● **Short exercise**: Extract all of the entries and set them down verbatim.

##############################

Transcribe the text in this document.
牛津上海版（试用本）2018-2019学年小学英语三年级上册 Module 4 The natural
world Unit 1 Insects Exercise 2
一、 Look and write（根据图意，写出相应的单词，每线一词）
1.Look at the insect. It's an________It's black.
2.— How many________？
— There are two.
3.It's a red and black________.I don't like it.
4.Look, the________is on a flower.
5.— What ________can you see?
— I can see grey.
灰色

##############################

● **Output of the task**:
Transcribe the text in this document.
牛津上海版（试用本）2018-2019学年小学英语三年级上册 Module 4 The natural
world Unit 1 Insects Exercise 2
一、 Look and write（根据图意，写出相应的单词，每线一词）
1.Look at the insect. It's an________It's black.
2.— How many________？
— There are two.
3.It's a red and black________.I don't like it.
4.Look, the________is on a flower.
5.— What ________can you see?
— I can see grey.
灰色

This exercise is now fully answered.